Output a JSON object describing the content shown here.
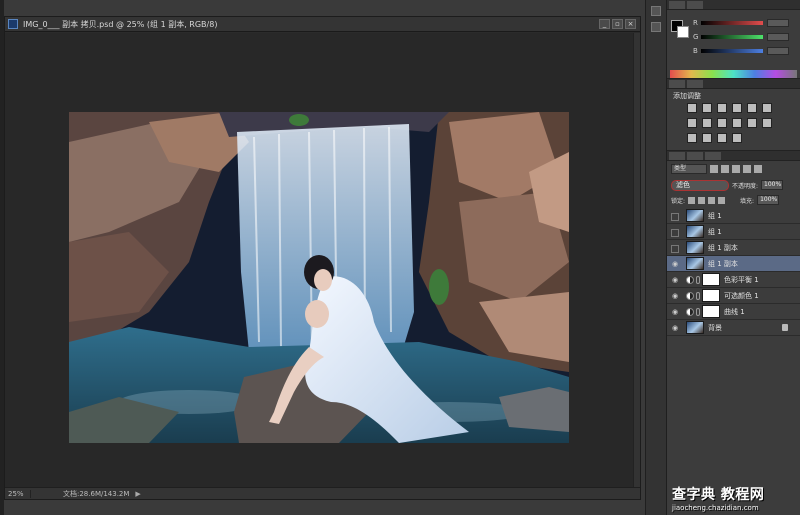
{
  "document": {
    "tab_title": "IMG_0___ 副本 拷贝.psd @ 25% (组 1 副本, RGB/8)",
    "controls": [
      "_",
      "▫",
      "×"
    ],
    "zoom": "25%",
    "doc_info": "文档:28.6M/143.2M"
  },
  "color_panel": {
    "channels": [
      {
        "label": "R",
        "color": "#e24d4d"
      },
      {
        "label": "G",
        "color": "#4de26a"
      },
      {
        "label": "B",
        "color": "#4d7fe2"
      }
    ]
  },
  "adjustments_panel": {
    "title": "添加调整"
  },
  "layers_panel": {
    "kind_filter": "类型",
    "blend_mode": "滤色",
    "opacity_label": "不透明度:",
    "opacity_value": "100%",
    "lock_label": "锁定:",
    "fill_label": "填充:",
    "fill_value": "100%",
    "layers": [
      {
        "name": "组 1",
        "visible": false,
        "type": "image",
        "selected": false
      },
      {
        "name": "组 1",
        "visible": false,
        "type": "image",
        "selected": false
      },
      {
        "name": "组 1 副本",
        "visible": false,
        "type": "image",
        "selected": false
      },
      {
        "name": "组 1 副本",
        "visible": true,
        "type": "image",
        "selected": true
      },
      {
        "name": "色彩平衡 1",
        "visible": true,
        "type": "adjustment",
        "selected": false
      },
      {
        "name": "可选颜色 1",
        "visible": true,
        "type": "adjustment",
        "selected": false
      },
      {
        "name": "曲线 1",
        "visible": true,
        "type": "adjustment",
        "selected": false
      },
      {
        "name": "背景",
        "visible": true,
        "type": "background",
        "selected": false
      }
    ]
  },
  "watermark": {
    "main": "查字典 教程网",
    "sub": "jiaocheng.chazidian.com"
  }
}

▬▬▬▬▬▬▬▬▬▬

▶ **INSTRUCTIONS FOR THE TASK**: In this exercise, set down all of the data exactly, without the pictures.

▶ **ANSWER IN FULL**:
Output a JSON object describing the content shown here.
{
  "document": {
    "tab_title": "IMG_0___ 副本 拷贝.psd @ 25% (组 1 副本, RGB/8)",
    "controls": [
      "_",
      "▫",
      "×"
    ],
    "zoom": "25%",
    "doc_info": "文档:28.6M/143.2M"
  },
  "color_panel": {
    "channels": [
      {
        "label": "R",
        "color": "#e24d4d"
      },
      {
        "label": "G",
        "color": "#4de26a"
      },
      {
        "label": "B",
        "color": "#4d7fe2"
      }
    ]
  },
  "adjustments_panel": {
    "title": "添加调整"
  },
  "layers_panel": {
    "kind_filter": "类型",
    "blend_mode": "滤色",
    "opacity_label": "不透明度:",
    "opacity_value": "100%",
    "lock_label": "锁定:",
    "fill_label": "填充:",
    "fill_value": "100%",
    "layers": [
      {
        "name": "组 1",
        "visible": false,
        "type": "image",
        "selected": false
      },
      {
        "name": "组 1",
        "visible": false,
        "type": "image",
        "selected": false
      },
      {
        "name": "组 1 副本",
        "visible": false,
        "type": "image",
        "selected": false
      },
      {
        "name": "组 1 副本",
        "visible": true,
        "type": "image",
        "selected": true
      },
      {
        "name": "色彩平衡 1",
        "visible": true,
        "type": "adjustment",
        "selected": false
      },
      {
        "name": "可选颜色 1",
        "visible": true,
        "type": "adjustment",
        "selected": false
      },
      {
        "name": "曲线 1",
        "visible": true,
        "type": "adjustment",
        "selected": false
      },
      {
        "name": "背景",
        "visible": true,
        "type": "background",
        "selected": false
      }
    ]
  },
  "watermark": {
    "main": "查字典 教程网",
    "sub": "jiaocheng.chazidian.com"
  }
}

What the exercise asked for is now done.